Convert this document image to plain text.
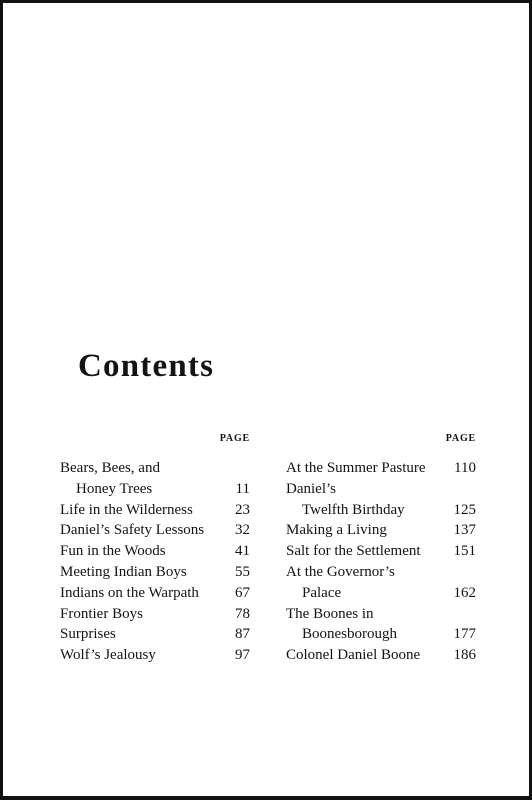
Contents
PAGE
Bears, Bees, and
Honey Trees	11
Life in the Wilderness	23
Daniel’s Safety Lessons	32
Fun in the Woods	41
Meeting Indian Boys	55
Indians on the Warpath	67
Frontier Boys	78
Surprises	87
Wolf’s Jealousy	97
PAGE
At the Summer Pasture	110
Daniel’s
Twelfth Birthday	125
Making a Living	137
Salt for the Settlement	151
At the Governor’s
Palace	162
The Boones in
Boonesborough	177
Colonel Daniel Boone	186
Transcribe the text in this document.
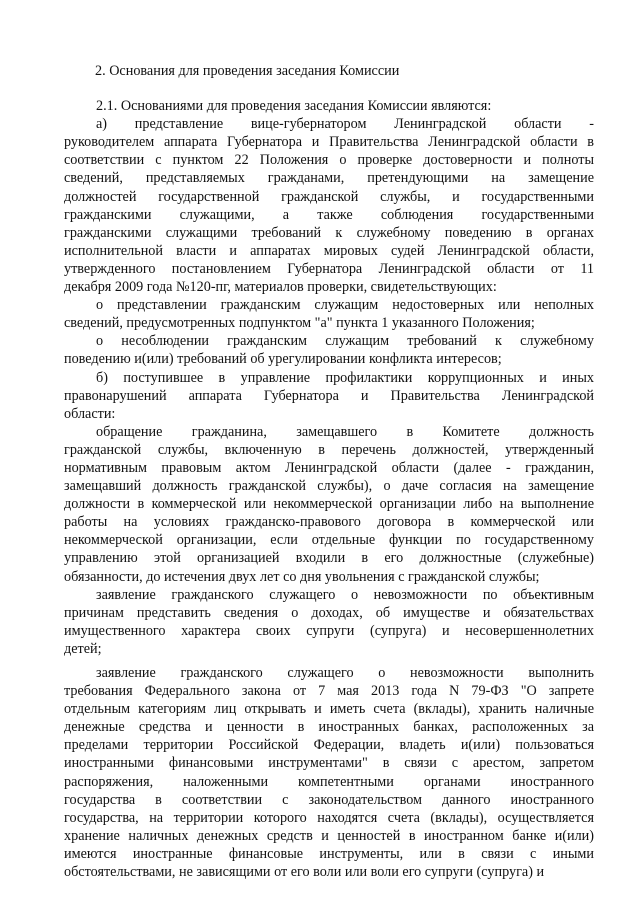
2. Основания для проведения заседания Комиссии
2.1. Основаниями для проведения заседания Комиссии являются:
а) представление вице-губернатором Ленинградской области -
руководителем аппарата Губернатора и Правительства Ленинградской области в
соответствии с пунктом 22 Положения о проверке достоверности и полноты
сведений, представляемых гражданами, претендующими на замещение
должностей государственной гражданской службы, и государственными
гражданскими служащими, а также соблюдения государственными
гражданскими служащими требований к служебному поведению в органах
исполнительной власти и аппаратах мировых судей Ленинградской области,
утвержденного постановлением Губернатора Ленинградской области от 11
декабря 2009 года №120-пг, материалов проверки, свидетельствующих:
о представлении гражданским служащим недостоверных или неполных
сведений, предусмотренных подпунктом "а" пункта 1 указанного Положения;
о несоблюдении гражданским служащим требований к служебному
поведению и(или) требований об урегулировании конфликта интересов;
б) поступившее в управление профилактики коррупционных и иных
правонарушений аппарата Губернатора и Правительства Ленинградской
области:
обращение гражданина, замещавшего в Комитете должность
гражданской службы, включенную в перечень должностей, утвержденный
нормативным правовым актом Ленинградской области (далее - гражданин,
замещавший должность гражданской службы), о даче согласия на замещение
должности в коммерческой или некоммерческой организации либо на выполнение
работы на условиях гражданско-правового договора в коммерческой или
некоммерческой организации, если отдельные функции по государственному
управлению этой организацией входили в его должностные (служебные)
обязанности, до истечения двух лет со дня увольнения с гражданской службы;
заявление гражданского служащего о невозможности по объективным
причинам представить сведения о доходах, об имуществе и обязательствах
имущественного характера своих супруги (супруга) и несовершеннолетних
детей;
заявление гражданского служащего о невозможности выполнить
требования Федерального закона от 7 мая 2013 года N 79-ФЗ "О запрете
отдельным категориям лиц открывать и иметь счета (вклады), хранить наличные
денежные средства и ценности в иностранных банках, расположенных за
пределами территории Российской Федерации, владеть и(или) пользоваться
иностранными финансовыми инструментами" в связи с арестом, запретом
распоряжения, наложенными компетентными органами иностранного
государства в соответствии с законодательством данного иностранного
государства, на территории которого находятся счета (вклады), осуществляется
хранение наличных денежных средств и ценностей в иностранном банке и(или)
имеются иностранные финансовые инструменты, или в связи с иными
обстоятельствами, не зависящими от его воли или воли его супруги (супруга) и
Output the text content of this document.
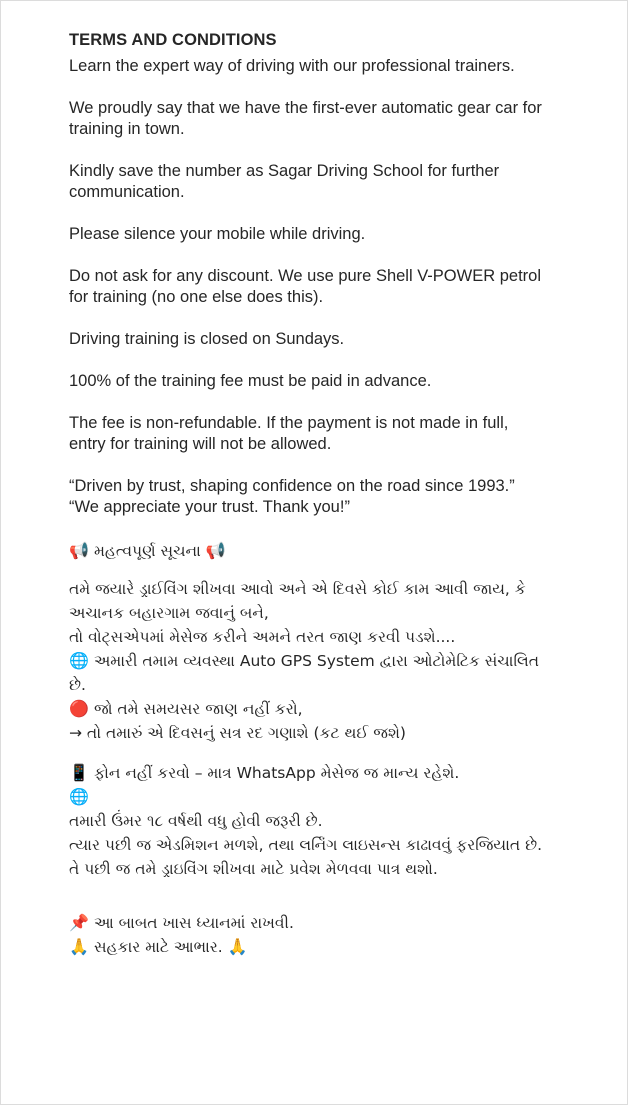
TERMS AND CONDITIONS
Learn the expert way of driving with our professional trainers.
We proudly say that we have the first-ever automatic gear car for training in town.
Kindly save the number as Sagar Driving School for further communication.
Please silence your mobile while driving.
Do not ask for any discount. We use pure Shell V-POWER petrol for training (no one else does this).
Driving training is closed on Sundays.
100% of the training fee must be paid in advance.
The fee is non-refundable. If the payment is not made in full, entry for training will not be allowed.
“Driven by trust, shaping confidence on the road since 1993.”
“We appreciate your trust. Thank you!”
📢 મહત્વપૂર્ણ સૂચના 📢
તમે જયારે ડ્રાઈવિંગ શીખવા આવો અને એ દિવસે કોઈ કામ આવી જાય, કે અચાનક બહારગામ જવાનું બને,
તો વોટ્સએપમાં મેસેજ કરીને અમને તરત જાણ કરવી પડશે....
🌐 અમારી તમામ વ્યવસ્થા Auto GPS System દ્વારા ઓટોમેટિક સંચાલિત છે.
🔴 જો તમે સમયસર જાણ નહીં કરો,
→ તો તમારું એ દિવસનું સત્ર રદ ગણાશે (કટ થઈ જશે)
📱 ફોન નહીં કરવો – માત્ર WhatsApp મેસેજ જ માન્ય રહેશે.
🌐
તમારી ઉંમર ૧૮ વર્ષથી વધુ હોવી જરૂરી છે.
ત્યાર પછી જ એડમિશન મળશે, તથા લર્નિંગ લાઇસન્સ કાઢાવવું ફરજિયાત છે.
તે પછી જ તમે ડ્રાઇવિંગ શીખવા માટે પ્રવેશ મેળવવા પાત્ર થશો.
📌 આ બાબત ખાસ ધ્યાનમાં રાખવી.
🙏 સહકાર માટે આભાર. 🙏
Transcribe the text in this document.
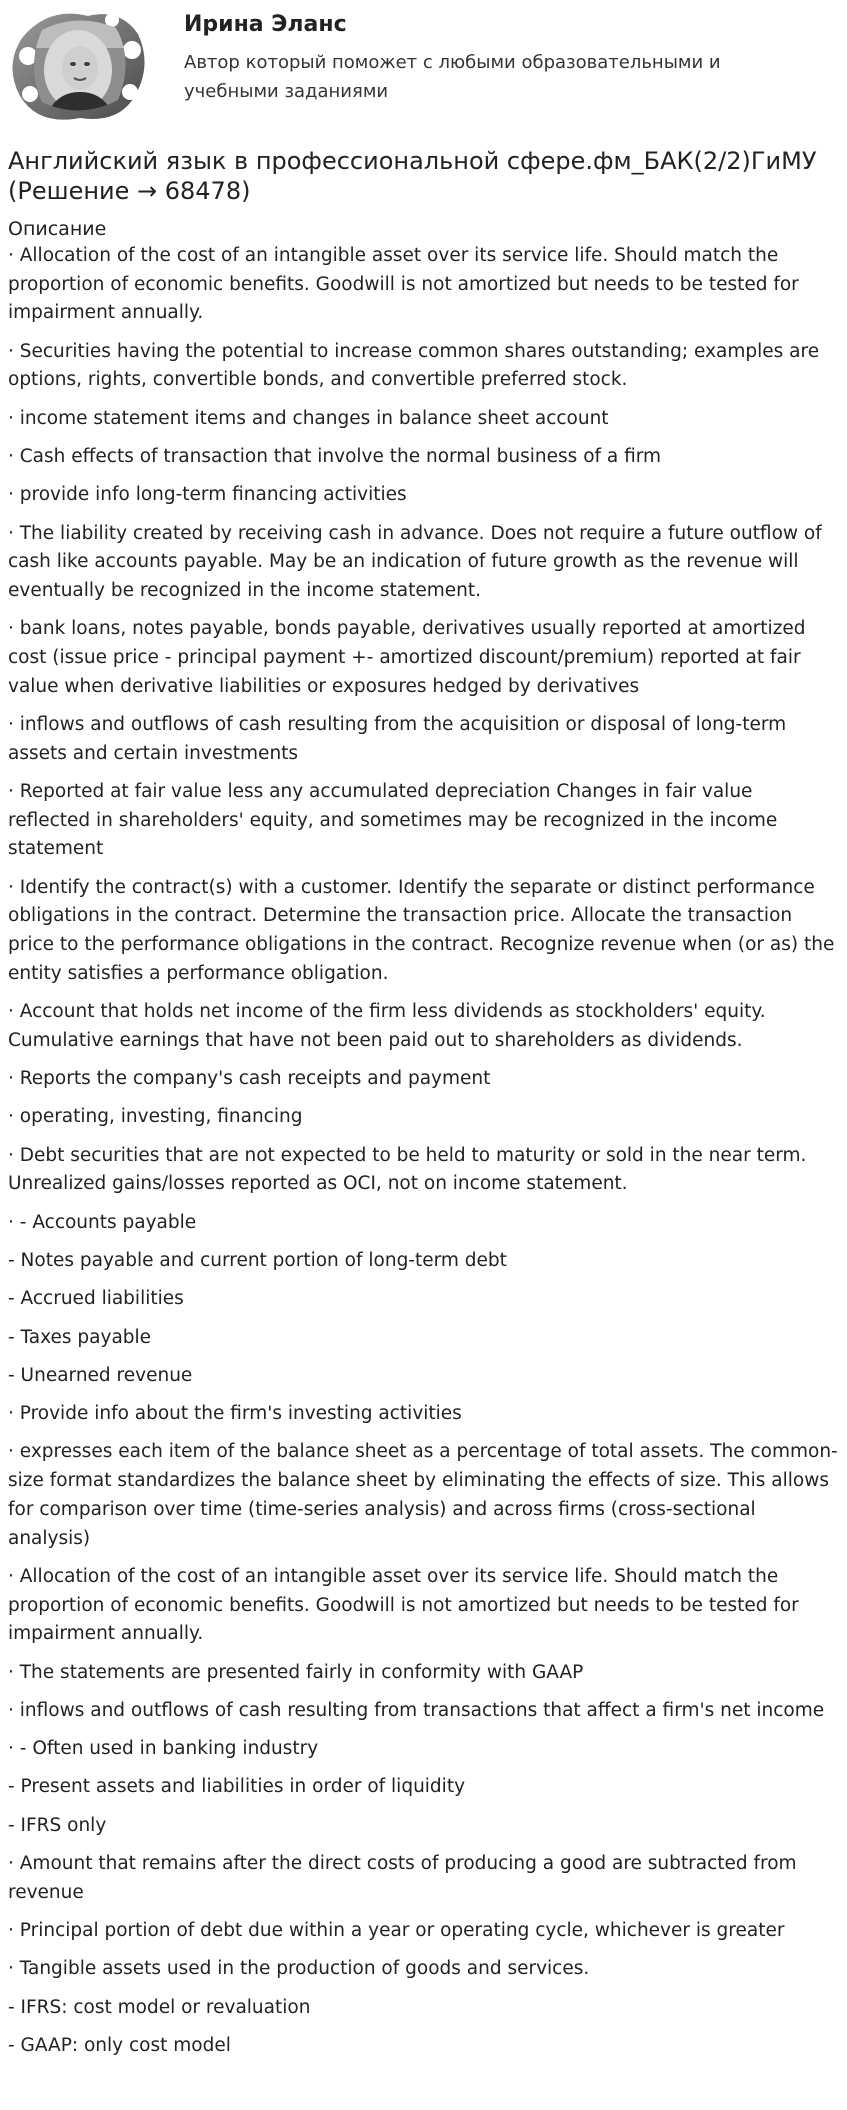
Ирина Эланс
Автор который поможет с любыми образовательными и учебными заданиями
Английский язык в профессиональной сфере.фм_БАК(2/2)ГиМУ (Решение → 68478)
Описание
· Allocation of the cost of an intangible asset over its service life. Should match the proportion of economic benefits. Goodwill is not amortized but needs to be tested for impairment annually.
· Securities having the potential to increase common shares outstanding; examples are options, rights, convertible bonds, and convertible preferred stock.
· income statement items and changes in balance sheet account
· Cash effects of transaction that involve the normal business of a firm
· provide info long-term financing activities
· The liability created by receiving cash in advance. Does not require a future outflow of cash like accounts payable. May be an indication of future growth as the revenue will eventually be recognized in the income statement.
· bank loans, notes payable, bonds payable, derivatives usually reported at amortized cost (issue price - principal payment +- amortized discount/premium) reported at fair value when derivative liabilities or exposures hedged by derivatives
· inflows and outflows of cash resulting from the acquisition or disposal of long-term assets and certain investments
· Reported at fair value less any accumulated depreciation Changes in fair value reflected in shareholders' equity, and sometimes may be recognized in the income statement
· Identify the contract(s) with a customer. Identify the separate or distinct performance obligations in the contract. Determine the transaction price. Allocate the transaction price to the performance obligations in the contract. Recognize revenue when (or as) the entity satisfies a performance obligation.
· Account that holds net income of the firm less dividends as stockholders' equity. Cumulative earnings that have not been paid out to shareholders as dividends.
· Reports the company's cash receipts and payment
· operating, investing, financing
· Debt securities that are not expected to be held to maturity or sold in the near term. Unrealized gains/losses reported as OCI, not on income statement.
· - Accounts payable
- Notes payable and current portion of long-term debt
- Accrued liabilities
- Taxes payable
- Unearned revenue
· Provide info about the firm's investing activities
· expresses each item of the balance sheet as a percentage of total assets. The common-size format standardizes the balance sheet by eliminating the effects of size. This allows for comparison over time (time-series analysis) and across firms (cross-sectional analysis)
· Allocation of the cost of an intangible asset over its service life. Should match the proportion of economic benefits. Goodwill is not amortized but needs to be tested for impairment annually.
· The statements are presented fairly in conformity with GAAP
· inflows and outflows of cash resulting from transactions that affect a firm's net income
· - Often used in banking industry
- Present assets and liabilities in order of liquidity
- IFRS only
· Amount that remains after the direct costs of producing a good are subtracted from revenue
· Principal portion of debt due within a year or operating cycle, whichever is greater
· Tangible assets used in the production of goods and services.
- IFRS: cost model or revaluation
- GAAP: only cost model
# # #
:: What this task involves ::
In your copy of the listing above, reproduce each line exactly and omit all pictures.

:: Solution for this problem ::
Convert this document image to plain text.
Contents
PAGE
Bears, Bees, and
Honey Trees	11
Life in the Wilderness	23
Daniel’s Safety Lessons	32
Fun in the Woods	41
Meeting Indian Boys	55
Indians on the Warpath	67
Frontier Boys	78
Surprises	87
Wolf’s Jealousy	97
PAGE
At the Summer Pasture	110
Daniel’s
Twelfth Birthday	125
Making a Living	137
Salt for the Settlement	151
At the Governor’s
Palace	162
The Boones in
Boonesborough	177
Colonel Daniel Boone	186
Transcribe the text in this document.
2. Основания для проведения заседания Комиссии
2.1. Основаниями для проведения заседания Комиссии являются:
а) представление вице-губернатором Ленинградской области -
руководителем аппарата Губернатора и Правительства Ленинградской области в
соответствии с пунктом 22 Положения о проверке достоверности и полноты
сведений, представляемых гражданами, претендующими на замещение
должностей государственной гражданской службы, и государственными
гражданскими служащими, а также соблюдения государственными
гражданскими служащими требований к служебному поведению в органах
исполнительной власти и аппаратах мировых судей Ленинградской области,
утвержденного постановлением Губернатора Ленинградской области от 11
декабря 2009 года №120-пг, материалов проверки, свидетельствующих:
о представлении гражданским служащим недостоверных или неполных
сведений, предусмотренных подпунктом "а" пункта 1 указанного Положения;
о несоблюдении гражданским служащим требований к служебному
поведению и(или) требований об урегулировании конфликта интересов;
б) поступившее в управление профилактики коррупционных и иных
правонарушений аппарата Губернатора и Правительства Ленинградской
области:
обращение гражданина, замещавшего в Комитете должность
гражданской службы, включенную в перечень должностей, утвержденный
нормативным правовым актом Ленинградской области (далее - гражданин,
замещавший должность гражданской службы), о даче согласия на замещение
должности в коммерческой или некоммерческой организации либо на выполнение
работы на условиях гражданско-правового договора в коммерческой или
некоммерческой организации, если отдельные функции по государственному
управлению этой организацией входили в его должностные (служебные)
обязанности, до истечения двух лет со дня увольнения с гражданской службы;
заявление гражданского служащего о невозможности по объективным
причинам представить сведения о доходах, об имуществе и обязательствах
имущественного характера своих супруги (супруга) и несовершеннолетних
детей;
заявление гражданского служащего о невозможности выполнить
требования Федерального закона от 7 мая 2013 года N 79-ФЗ "О запрете
отдельным категориям лиц открывать и иметь счета (вклады), хранить наличные
денежные средства и ценности в иностранных банках, расположенных за
пределами территории Российской Федерации, владеть и(или) пользоваться
иностранными финансовыми инструментами" в связи с арестом, запретом
распоряжения, наложенными компетентными органами иностранного
государства в соответствии с законодательством данного иностранного
государства, на территории которого находятся счета (вклады), осуществляется
хранение наличных денежных средств и ценностей в иностранном банке и(или)
имеются иностранные финансовые инструменты, или в связи с иными
обстоятельствами, не зависящими от его воли или воли его супруги (супруга) и
Output the text content of this document.
TERMS AND CONDITIONS
Learn the expert way of driving with our professional trainers.
We proudly say that we have the first-ever automatic gear car for training in town.
Kindly save the number as Sagar Driving School for further communication.
Please silence your mobile while driving.
Do not ask for any discount. We use pure Shell V-POWER petrol for training (no one else does this).
Driving training is closed on Sundays.
100% of the training fee must be paid in advance.
The fee is non-refundable. If the payment is not made in full, entry for training will not be allowed.
“Driven by trust, shaping confidence on the road since 1993.”
“We appreciate your trust. Thank you!”
📢 મહત્વપૂર્ણ સૂચના 📢
તમે જયારે ડ્રાઈવિંગ શીખવા આવો અને એ દિવસે કોઈ કામ આવી જાય, કે અચાનક બહારગામ જવાનું બને,
તો વોટ્સએપમાં મેસેજ કરીને અમને તરત જાણ કરવી પડશે....
🌐 અમારી તમામ વ્યવસ્થા Auto GPS System દ્વારા ઓટોમેટિક સંચાલિત છે.
🔴 જો તમે સમયસર જાણ નહીં કરો,
→ તો તમારું એ દિવસનું સત્ર રદ ગણાશે (કટ થઈ જશે)
📱 ફોન નહીં કરવો – માત્ર WhatsApp મેસેજ જ માન્ય રહેશે.
🌐
તમારી ઉંમર ૧૮ વર્ષથી વધુ હોવી જરૂરી છે.
ત્યાર પછી જ એડમિશન મળશે, તથા લર્નિંગ લાઇસન્સ કાઢાવવું ફરજિયાત છે.
તે પછી જ તમે ડ્રાઇવિંગ શીખવા માટે પ્રવેશ મેળવવા પાત્ર થશો.
📌 આ બાબત ખાસ ધ્યાનમાં રાખવી.
🙏 સહકાર માટે આભાર. 🙏
Transcribe the text in this document.
Ирина Эланс
Автор который поможет с любыми образовательными и учебными заданиями
Английский язык в профессиональной сфере.фм_БАК(2/2)ГиМУ (Решение → 68478)
Описание
· Allocation of the cost of an intangible asset over its service life. Should match the proportion of economic benefits. Goodwill is not amortized but needs to be tested for impairment annually.
· Securities having the potential to increase common shares outstanding; examples are options, rights, convertible bonds, and convertible preferred stock.
· income statement items and changes in balance sheet account
· Cash effects of transaction that involve the normal business of a firm
· provide info long-term financing activities
· The liability created by receiving cash in advance. Does not require a future outflow of cash like accounts payable. May be an indication of future growth as the revenue will eventually be recognized in the income statement.
· bank loans, notes payable, bonds payable, derivatives usually reported at amortized cost (issue price - principal payment +- amortized discount/premium) reported at fair value when derivative liabilities or exposures hedged by derivatives
· inflows and outflows of cash resulting from the acquisition or disposal of long-term assets and certain investments
· Reported at fair value less any accumulated depreciation Changes in fair value reflected in shareholders' equity, and sometimes may be recognized in the income statement
· Identify the contract(s) with a customer. Identify the separate or distinct performance obligations in the contract. Determine the transaction price. Allocate the transaction price to the performance obligations in the contract. Recognize revenue when (or as) the entity satisfies a performance obligation.
· Account that holds net income of the firm less dividends as stockholders' equity. Cumulative earnings that have not been paid out to shareholders as dividends.
· Reports the company's cash receipts and payment
· operating, investing, financing
· Debt securities that are not expected to be held to maturity or sold in the near term. Unrealized gains/losses reported as OCI, not on income statement.
· - Accounts payable
- Notes payable and current portion of long-term debt
- Accrued liabilities
- Taxes payable
- Unearned revenue
· Provide info about the firm's investing activities
· expresses each item of the balance sheet as a percentage of total assets. The common-size format standardizes the balance sheet by eliminating the effects of size. This allows for comparison over time (time-series analysis) and across firms (cross-sectional analysis)
· Allocation of the cost of an intangible asset over its service life. Should match the proportion of economic benefits. Goodwill is not amortized but needs to be tested for impairment annually.
· The statements are presented fairly in conformity with GAAP
· inflows and outflows of cash resulting from transactions that affect a firm's net income
· - Often used in banking industry
- Present assets and liabilities in order of liquidity
- IFRS only
· Amount that remains after the direct costs of producing a good are subtracted from revenue
· Principal portion of debt due within a year or operating cycle, whichever is greater
· Tangible assets used in the production of goods and services.
- IFRS: cost model or revaluation
- GAAP: only cost model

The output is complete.